SET PROBLEM> Below are records to transcribe exactly, without their pictures.

SUPPLIED MATERIAL>
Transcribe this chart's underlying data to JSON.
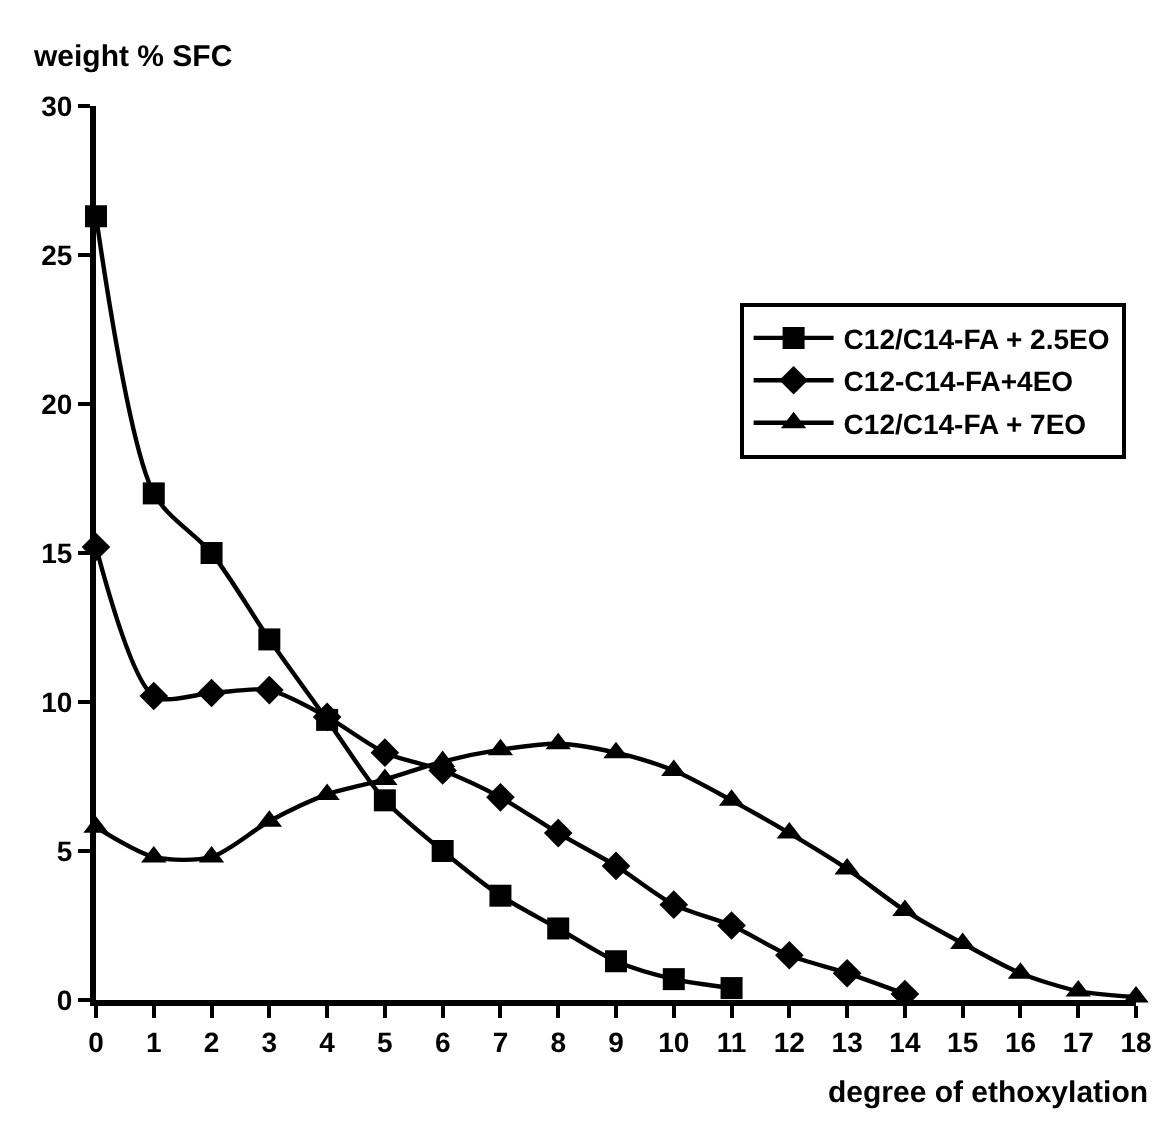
{
  "chart_data": {
    "type": "line",
    "xlabel": "degree of ethoxylation",
    "ylabel": "weight % SFC",
    "x": [
      0,
      1,
      2,
      3,
      4,
      5,
      6,
      7,
      8,
      9,
      10,
      11,
      12,
      13,
      14,
      15,
      16,
      17,
      18
    ],
    "series": [
      {
        "name": "C12/C14-FA + 2.5EO",
        "color": "#000000",
        "marker": "square",
        "values": [
          26.3,
          17.0,
          15.0,
          12.1,
          9.4,
          6.7,
          5.0,
          3.5,
          2.4,
          1.3,
          0.7,
          0.4,
          null,
          null,
          null,
          null,
          null,
          null,
          null
        ]
      },
      {
        "name": "C12-C14-FA+4EO",
        "color": "#000000",
        "marker": "diamond",
        "values": [
          15.2,
          10.2,
          10.3,
          10.4,
          9.5,
          8.3,
          7.7,
          6.8,
          5.6,
          4.5,
          3.2,
          2.5,
          1.5,
          0.9,
          0.2,
          null,
          null,
          null,
          null
        ]
      },
      {
        "name": "C12/C14-FA + 7EO",
        "color": "#000000",
        "marker": "triangle",
        "values": [
          5.8,
          4.8,
          4.8,
          6.0,
          6.9,
          7.4,
          8.0,
          8.4,
          8.6,
          8.3,
          7.7,
          6.7,
          5.6,
          4.4,
          3.0,
          1.9,
          0.9,
          0.3,
          0.1
        ]
      }
    ],
    "xlim": [
      0,
      18
    ],
    "xticks": [
      0,
      1,
      2,
      3,
      4,
      5,
      6,
      7,
      8,
      9,
      10,
      11,
      12,
      13,
      14,
      15,
      16,
      17,
      18
    ],
    "ylim": [
      0,
      30
    ],
    "yticks": [
      0,
      5,
      10,
      15,
      20,
      25,
      30
    ],
    "grid": false,
    "legend": "top right",
    "line_style": "solid"
  }
}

SOLVED PROBLEM>
Transcribe this chart's underlying data to JSON.
{
  "chart_data": {
    "type": "line",
    "xlabel": "degree of ethoxylation",
    "ylabel": "weight % SFC",
    "x": [
      0,
      1,
      2,
      3,
      4,
      5,
      6,
      7,
      8,
      9,
      10,
      11,
      12,
      13,
      14,
      15,
      16,
      17,
      18
    ],
    "series": [
      {
        "name": "C12/C14-FA + 2.5EO",
        "color": "#000000",
        "marker": "square",
        "values": [
          26.3,
          17.0,
          15.0,
          12.1,
          9.4,
          6.7,
          5.0,
          3.5,
          2.4,
          1.3,
          0.7,
          0.4,
          null,
          null,
          null,
          null,
          null,
          null,
          null
        ]
      },
      {
        "name": "C12-C14-FA+4EO",
        "color": "#000000",
        "marker": "diamond",
        "values": [
          15.2,
          10.2,
          10.3,
          10.4,
          9.5,
          8.3,
          7.7,
          6.8,
          5.6,
          4.5,
          3.2,
          2.5,
          1.5,
          0.9,
          0.2,
          null,
          null,
          null,
          null
        ]
      },
      {
        "name": "C12/C14-FA + 7EO",
        "color": "#000000",
        "marker": "triangle",
        "values": [
          5.8,
          4.8,
          4.8,
          6.0,
          6.9,
          7.4,
          8.0,
          8.4,
          8.6,
          8.3,
          7.7,
          6.7,
          5.6,
          4.4,
          3.0,
          1.9,
          0.9,
          0.3,
          0.1
        ]
      }
    ],
    "xlim": [
      0,
      18
    ],
    "xticks": [
      0,
      1,
      2,
      3,
      4,
      5,
      6,
      7,
      8,
      9,
      10,
      11,
      12,
      13,
      14,
      15,
      16,
      17,
      18
    ],
    "ylim": [
      0,
      30
    ],
    "yticks": [
      0,
      5,
      10,
      15,
      20,
      25,
      30
    ],
    "grid": false,
    "legend": "top right",
    "line_style": "solid"
  }
}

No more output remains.